- [DO THIS]
Take from the listing each line that has the string "vendor".

======== PROVIDED RECORDS

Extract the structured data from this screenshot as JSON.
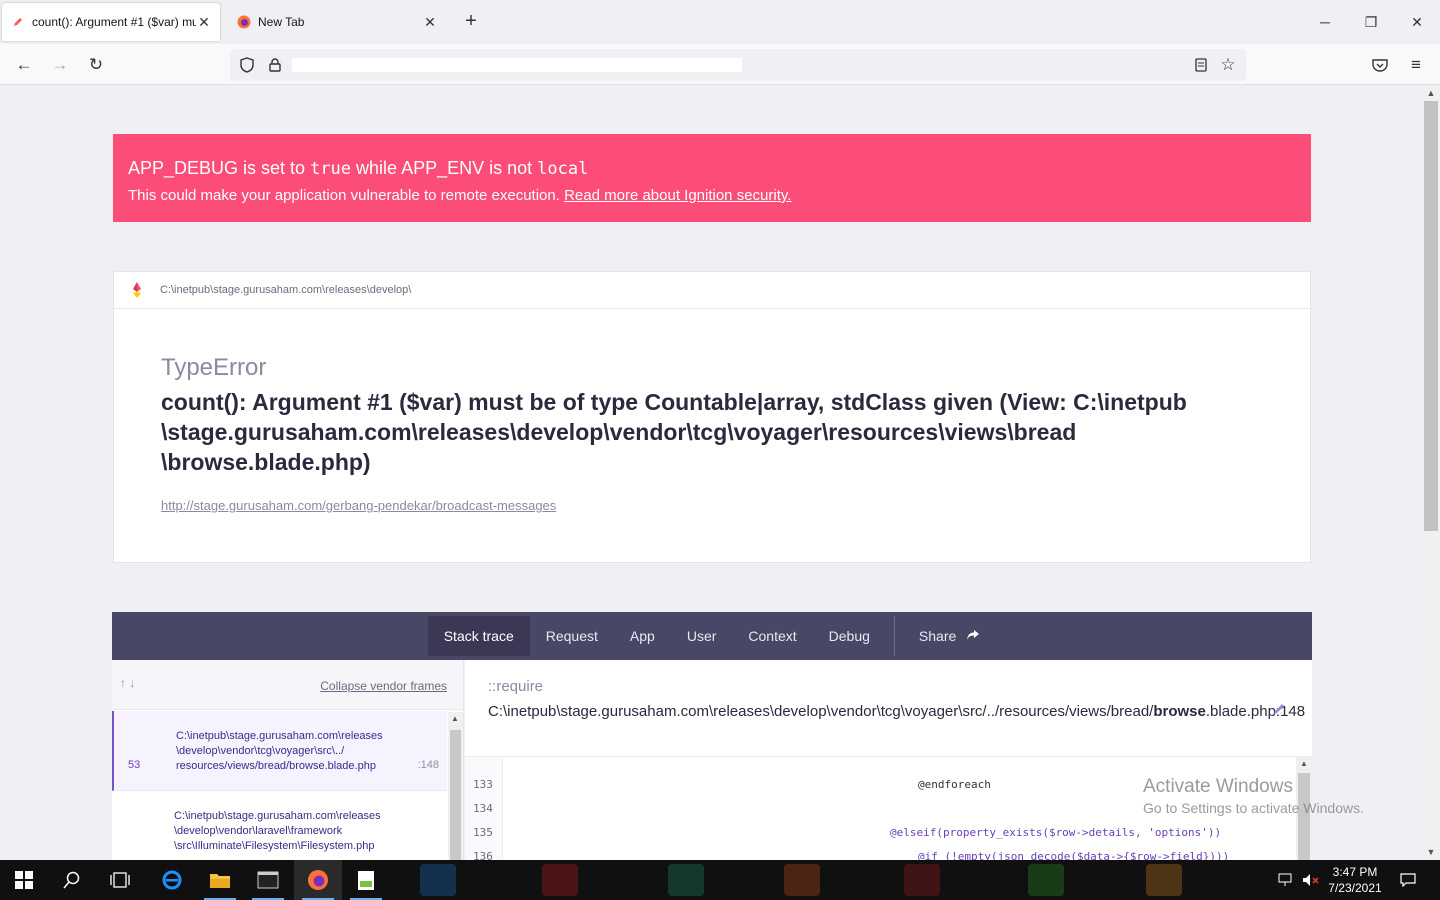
{
  "browser": {
    "tabs": [
      {
        "title": "count(): Argument #1 ($var) mus",
        "active": true
      },
      {
        "title": "New Tab",
        "active": false
      }
    ],
    "icons": {
      "back": "back-arrow-icon",
      "forward": "forward-arrow-icon",
      "reload": "reload-icon",
      "pocket": "pocket-icon",
      "menu": "hamburger-menu-icon"
    }
  },
  "alert": {
    "var1": "APP_DEBUG",
    "text1": " is set to ",
    "val1": "true",
    "text2": " while ",
    "var2": "APP_ENV",
    "text3": " is not ",
    "val2": "local",
    "line2": "This could make your application vulnerable to remote execution. ",
    "link": "Read more about Ignition security.",
    "color": "#fc4c78"
  },
  "error": {
    "path": "C:\\inetpub\\stage.gurusaham.com\\releases\\develop\\",
    "exception_class": "TypeError",
    "message": "count(): Argument #1 ($var) must be of type Countable|array, stdClass given (View: C:\\inetpub \\stage.gurusaham.com\\releases\\develop\\vendor\\tcg\\voyager\\resources\\views\\bread \\browse.blade.php)",
    "url": "http://stage.gurusaham.com/gerbang-pendekar/broadcast-messages"
  },
  "tabs": {
    "items": [
      "Stack trace",
      "Request",
      "App",
      "User",
      "Context",
      "Debug"
    ],
    "share": "Share",
    "bar_color": "#494766"
  },
  "frames": {
    "collapse": "Collapse vendor frames",
    "list": [
      {
        "num": "53",
        "text": "C:\\inetpub\\stage.gurusaham.com\\releases \\develop\\vendor\\tcg\\voyager\\src\\../ resources/views/bread/browse.blade.php",
        "line": ":148"
      },
      {
        "num": "",
        "text": "C:\\inetpub\\stage.gurusaham.com\\releases \\develop\\vendor\\laravel\\framework \\src\\Illuminate\\Filesystem\\Filesystem.php",
        "line": ""
      }
    ]
  },
  "detail": {
    "function": "::require",
    "path": "C:\\inetpub\\stage.gurusaham.com\\releases\\develop\\vendor\\tcg\\voyager\\src/../resources/views/bread/",
    "file": "browse",
    "file_rest": ".blade.php:148",
    "code": [
      {
        "ln": "133",
        "text": "@endforeach"
      },
      {
        "ln": "134",
        "text": ""
      },
      {
        "ln": "135",
        "text": "@elseif(property_exists($row->details, 'options'))"
      },
      {
        "ln": "136",
        "text": "@if (!empty(json_decode($data->{$row->field})))"
      }
    ]
  },
  "watermark": {
    "line1": "Activate Windows",
    "line2": "Go to Settings to activate Windows."
  },
  "taskbar": {
    "time": "3:47 PM",
    "date": "7/23/2021"
  }
}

================

- [PROBLEM SOLUTION]
    "message": "count(): Argument #1 ($var) must be of type Countable|array, stdClass given (View: C:\\inetpub \\stage.gurusaham.com\\releases\\develop\\vendor\\tcg\\voyager\\resources\\views\\bread \\browse.blade.php)",
    "collapse": "Collapse vendor frames",
        "text": "C:\\inetpub\\stage.gurusaham.com\\releases \\develop\\vendor\\tcg\\voyager\\src\\../ resources/views/bread/browse.blade.php",
        "text": "C:\\inetpub\\stage.gurusaham.com\\releases \\develop\\vendor\\laravel\\framework \\src\\Illuminate\\Filesystem\\Filesystem.php",
    "path": "C:\\inetpub\\stage.gurusaham.com\\releases\\develop\\vendor\\tcg\\voyager\\src/../resources/views/bread/",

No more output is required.